---------- Exercise inputs

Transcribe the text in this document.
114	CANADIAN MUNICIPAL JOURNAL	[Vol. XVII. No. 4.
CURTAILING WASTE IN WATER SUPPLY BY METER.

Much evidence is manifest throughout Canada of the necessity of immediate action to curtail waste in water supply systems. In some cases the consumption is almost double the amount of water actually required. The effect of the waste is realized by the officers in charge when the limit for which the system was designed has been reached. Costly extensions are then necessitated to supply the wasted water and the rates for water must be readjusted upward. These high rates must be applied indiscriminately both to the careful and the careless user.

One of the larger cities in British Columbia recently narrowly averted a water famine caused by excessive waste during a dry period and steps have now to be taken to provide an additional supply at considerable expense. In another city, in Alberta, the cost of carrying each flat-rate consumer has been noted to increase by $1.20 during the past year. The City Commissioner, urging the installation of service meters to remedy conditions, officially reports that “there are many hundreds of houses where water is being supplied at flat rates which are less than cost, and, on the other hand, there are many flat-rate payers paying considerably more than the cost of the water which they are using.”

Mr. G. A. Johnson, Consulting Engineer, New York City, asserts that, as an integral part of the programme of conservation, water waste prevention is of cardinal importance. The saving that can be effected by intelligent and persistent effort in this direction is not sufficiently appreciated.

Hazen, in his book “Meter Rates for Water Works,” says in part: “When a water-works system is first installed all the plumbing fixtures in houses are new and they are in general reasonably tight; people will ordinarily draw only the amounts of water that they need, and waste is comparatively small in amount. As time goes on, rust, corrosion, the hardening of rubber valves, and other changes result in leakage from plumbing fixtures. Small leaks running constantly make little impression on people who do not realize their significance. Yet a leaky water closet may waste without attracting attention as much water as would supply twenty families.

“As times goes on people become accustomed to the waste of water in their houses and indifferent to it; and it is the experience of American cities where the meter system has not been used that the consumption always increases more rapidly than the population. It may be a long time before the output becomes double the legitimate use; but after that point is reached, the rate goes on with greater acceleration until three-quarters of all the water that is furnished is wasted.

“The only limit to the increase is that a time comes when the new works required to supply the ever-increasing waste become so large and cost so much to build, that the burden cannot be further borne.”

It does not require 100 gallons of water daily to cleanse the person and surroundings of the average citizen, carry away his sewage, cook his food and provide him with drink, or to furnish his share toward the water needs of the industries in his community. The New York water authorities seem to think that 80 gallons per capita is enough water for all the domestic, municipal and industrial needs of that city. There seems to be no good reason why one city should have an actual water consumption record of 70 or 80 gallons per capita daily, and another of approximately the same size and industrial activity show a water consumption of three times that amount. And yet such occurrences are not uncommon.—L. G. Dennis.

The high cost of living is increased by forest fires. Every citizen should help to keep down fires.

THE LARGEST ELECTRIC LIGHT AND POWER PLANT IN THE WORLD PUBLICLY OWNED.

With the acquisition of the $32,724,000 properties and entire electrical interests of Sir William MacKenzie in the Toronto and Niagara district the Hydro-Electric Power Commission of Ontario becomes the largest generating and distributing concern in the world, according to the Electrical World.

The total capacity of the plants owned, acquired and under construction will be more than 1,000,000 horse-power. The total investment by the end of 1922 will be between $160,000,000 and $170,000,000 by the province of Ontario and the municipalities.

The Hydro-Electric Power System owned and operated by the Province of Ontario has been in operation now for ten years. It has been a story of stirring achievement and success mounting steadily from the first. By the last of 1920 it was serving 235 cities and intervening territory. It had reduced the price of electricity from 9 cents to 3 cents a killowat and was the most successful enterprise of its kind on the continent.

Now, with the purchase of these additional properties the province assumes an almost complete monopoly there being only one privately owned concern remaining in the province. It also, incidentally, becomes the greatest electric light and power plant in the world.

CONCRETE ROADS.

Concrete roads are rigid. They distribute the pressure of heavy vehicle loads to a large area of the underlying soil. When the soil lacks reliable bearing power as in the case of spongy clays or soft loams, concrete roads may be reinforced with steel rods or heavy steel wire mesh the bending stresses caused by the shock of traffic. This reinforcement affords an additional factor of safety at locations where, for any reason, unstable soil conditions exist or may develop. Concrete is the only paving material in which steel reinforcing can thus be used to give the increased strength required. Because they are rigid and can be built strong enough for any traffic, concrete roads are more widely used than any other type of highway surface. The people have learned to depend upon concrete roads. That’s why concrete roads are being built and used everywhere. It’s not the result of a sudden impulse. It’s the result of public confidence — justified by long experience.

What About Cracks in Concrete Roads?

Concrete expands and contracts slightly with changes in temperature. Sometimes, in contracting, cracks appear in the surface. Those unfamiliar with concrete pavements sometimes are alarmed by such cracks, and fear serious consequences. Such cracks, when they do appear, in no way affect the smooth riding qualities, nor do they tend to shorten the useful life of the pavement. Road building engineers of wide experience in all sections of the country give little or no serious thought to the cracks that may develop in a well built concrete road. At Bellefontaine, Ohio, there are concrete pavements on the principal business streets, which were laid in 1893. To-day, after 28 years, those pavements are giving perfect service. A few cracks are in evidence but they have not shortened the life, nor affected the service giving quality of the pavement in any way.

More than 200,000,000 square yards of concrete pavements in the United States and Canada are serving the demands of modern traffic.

--------------------
---------- Exercise inputs

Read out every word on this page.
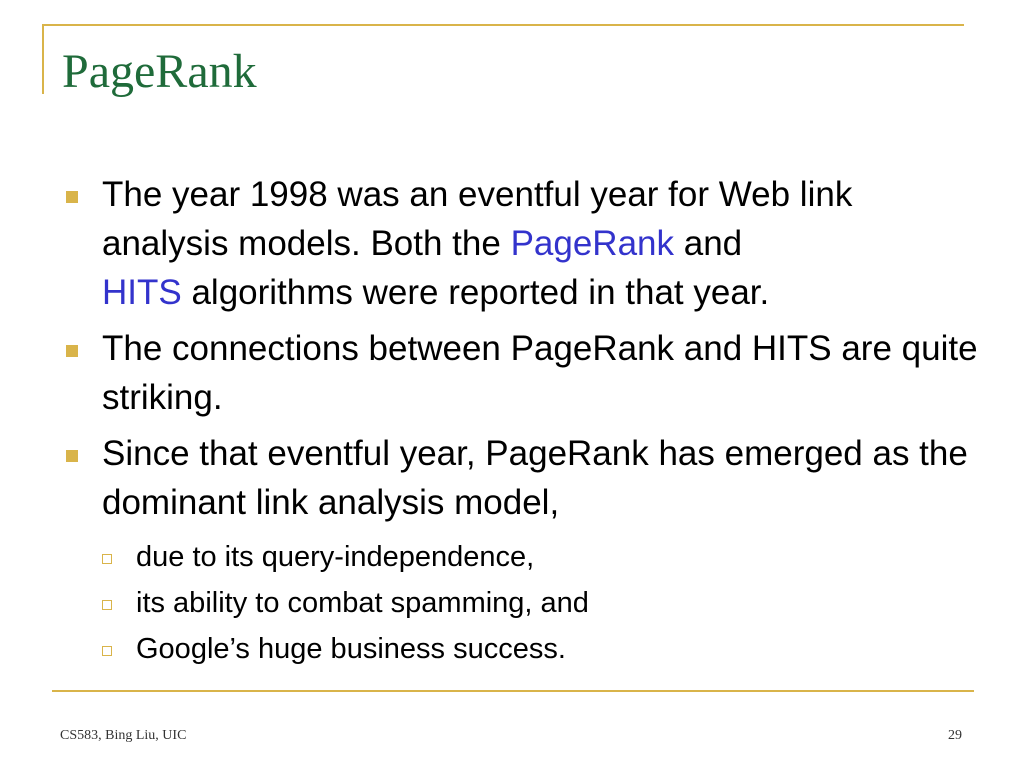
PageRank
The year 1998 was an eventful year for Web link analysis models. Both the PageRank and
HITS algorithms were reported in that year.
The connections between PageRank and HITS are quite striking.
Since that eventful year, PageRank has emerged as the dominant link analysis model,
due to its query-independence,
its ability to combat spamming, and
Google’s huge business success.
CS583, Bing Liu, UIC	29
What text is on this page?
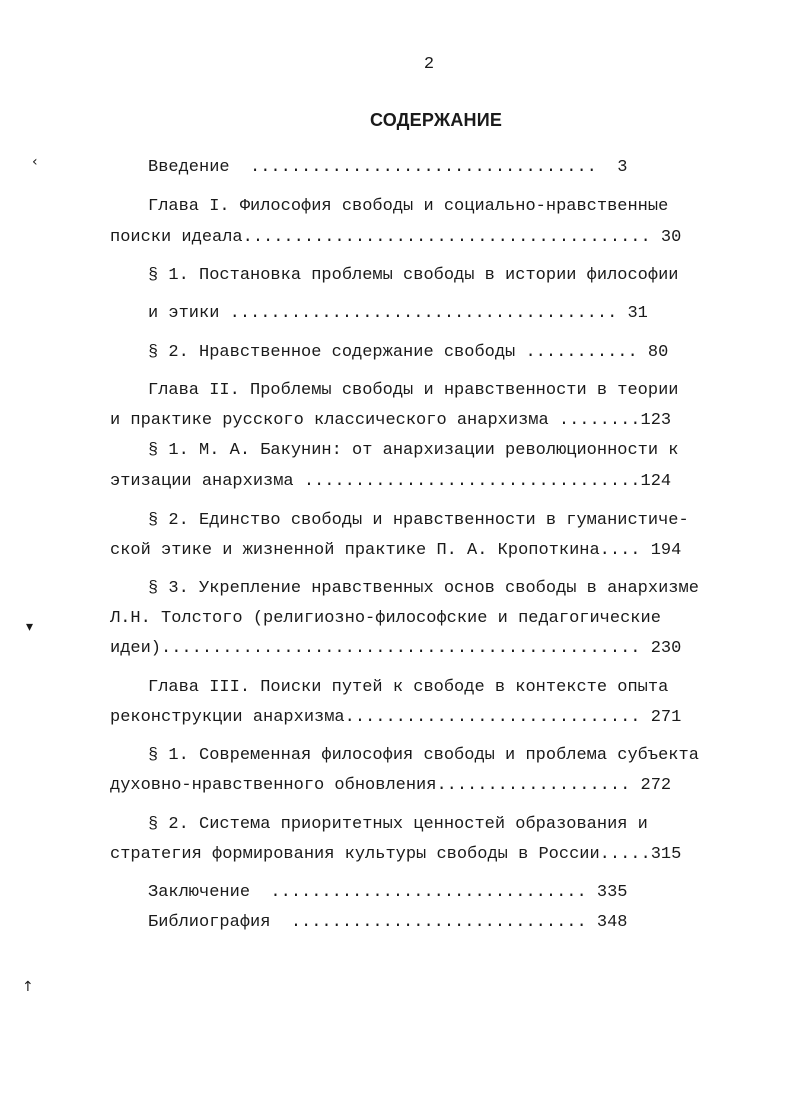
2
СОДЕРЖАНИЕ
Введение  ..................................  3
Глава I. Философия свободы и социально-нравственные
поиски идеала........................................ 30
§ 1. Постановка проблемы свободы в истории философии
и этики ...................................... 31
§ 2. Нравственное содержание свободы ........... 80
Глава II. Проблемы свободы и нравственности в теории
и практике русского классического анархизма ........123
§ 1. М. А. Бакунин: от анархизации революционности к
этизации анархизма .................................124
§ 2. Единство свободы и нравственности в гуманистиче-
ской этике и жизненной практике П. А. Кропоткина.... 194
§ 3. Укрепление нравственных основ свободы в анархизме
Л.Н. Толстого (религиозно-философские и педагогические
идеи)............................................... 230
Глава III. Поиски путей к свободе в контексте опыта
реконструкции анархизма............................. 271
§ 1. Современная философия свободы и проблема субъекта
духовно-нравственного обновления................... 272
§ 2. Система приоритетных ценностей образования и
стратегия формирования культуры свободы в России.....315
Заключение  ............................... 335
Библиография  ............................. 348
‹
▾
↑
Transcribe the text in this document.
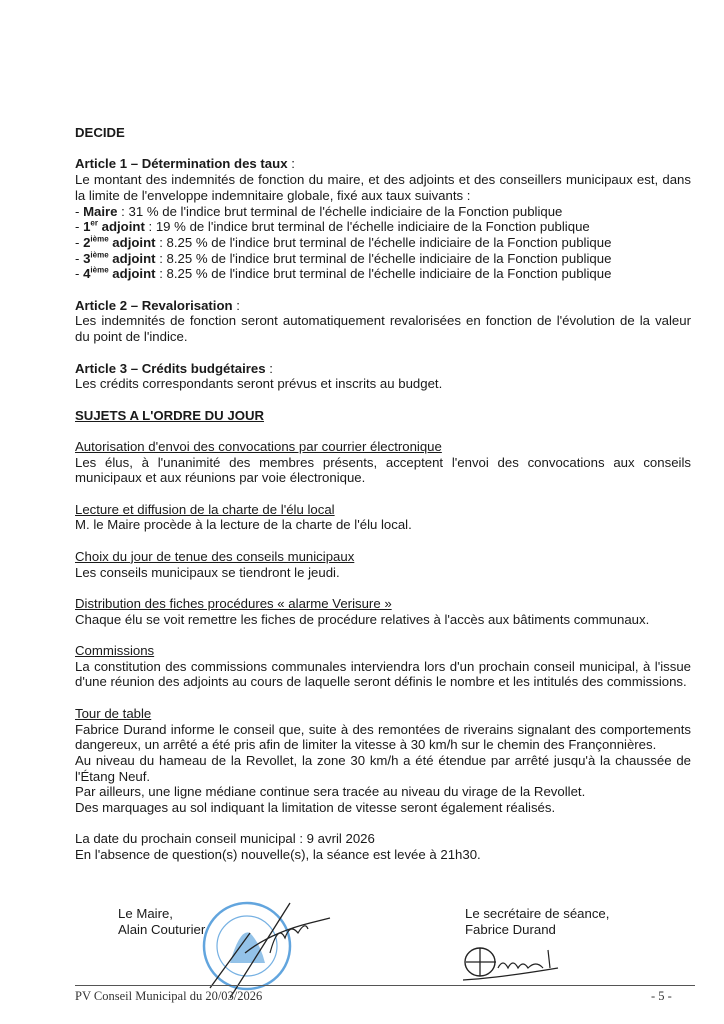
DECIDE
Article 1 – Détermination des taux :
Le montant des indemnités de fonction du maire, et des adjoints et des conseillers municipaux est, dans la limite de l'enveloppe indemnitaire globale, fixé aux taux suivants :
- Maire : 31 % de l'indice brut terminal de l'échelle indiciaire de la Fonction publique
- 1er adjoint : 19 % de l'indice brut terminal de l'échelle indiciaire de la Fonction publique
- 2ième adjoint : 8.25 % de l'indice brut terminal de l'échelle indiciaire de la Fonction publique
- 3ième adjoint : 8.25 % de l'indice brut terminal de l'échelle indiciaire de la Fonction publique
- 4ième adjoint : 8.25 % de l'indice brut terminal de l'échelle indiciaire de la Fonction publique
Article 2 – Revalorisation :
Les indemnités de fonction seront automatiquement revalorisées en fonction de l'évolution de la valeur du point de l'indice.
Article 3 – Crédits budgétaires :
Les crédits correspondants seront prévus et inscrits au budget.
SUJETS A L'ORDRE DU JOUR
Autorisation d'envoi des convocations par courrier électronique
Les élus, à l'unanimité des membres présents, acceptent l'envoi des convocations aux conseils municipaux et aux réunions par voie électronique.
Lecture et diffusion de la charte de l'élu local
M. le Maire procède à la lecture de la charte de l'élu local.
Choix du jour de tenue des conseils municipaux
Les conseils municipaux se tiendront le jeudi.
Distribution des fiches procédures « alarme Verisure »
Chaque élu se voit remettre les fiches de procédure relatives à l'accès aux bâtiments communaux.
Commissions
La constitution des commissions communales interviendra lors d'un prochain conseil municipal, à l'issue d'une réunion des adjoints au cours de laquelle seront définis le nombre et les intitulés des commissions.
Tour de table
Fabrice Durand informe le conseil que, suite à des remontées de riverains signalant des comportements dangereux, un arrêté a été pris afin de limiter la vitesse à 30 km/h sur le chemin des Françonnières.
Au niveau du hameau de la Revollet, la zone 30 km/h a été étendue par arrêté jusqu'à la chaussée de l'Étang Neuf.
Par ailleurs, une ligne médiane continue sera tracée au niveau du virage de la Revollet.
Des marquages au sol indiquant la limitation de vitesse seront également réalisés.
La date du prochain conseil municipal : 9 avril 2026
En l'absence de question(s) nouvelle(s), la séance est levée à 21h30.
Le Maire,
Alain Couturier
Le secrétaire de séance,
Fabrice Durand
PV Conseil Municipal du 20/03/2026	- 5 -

--------------------
---------- Exercise inputs

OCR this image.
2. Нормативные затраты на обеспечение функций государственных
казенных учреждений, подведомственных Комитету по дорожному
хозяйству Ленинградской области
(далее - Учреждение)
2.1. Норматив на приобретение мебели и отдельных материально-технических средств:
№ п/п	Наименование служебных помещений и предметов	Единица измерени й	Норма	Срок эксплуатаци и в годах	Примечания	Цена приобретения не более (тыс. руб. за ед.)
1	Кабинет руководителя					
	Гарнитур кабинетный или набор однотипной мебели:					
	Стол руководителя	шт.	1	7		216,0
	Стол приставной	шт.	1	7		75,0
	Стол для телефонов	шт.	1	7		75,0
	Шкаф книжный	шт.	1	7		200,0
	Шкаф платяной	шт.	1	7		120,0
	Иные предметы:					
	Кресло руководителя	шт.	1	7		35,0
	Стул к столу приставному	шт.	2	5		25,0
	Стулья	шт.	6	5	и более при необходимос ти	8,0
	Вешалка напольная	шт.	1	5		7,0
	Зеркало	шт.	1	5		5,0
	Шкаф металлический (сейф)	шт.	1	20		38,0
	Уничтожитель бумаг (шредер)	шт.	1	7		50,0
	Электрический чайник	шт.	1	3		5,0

--------------------

> [Set task]: Write the number of lines containing the word "local" and nothing besides it.

> [Response]: 2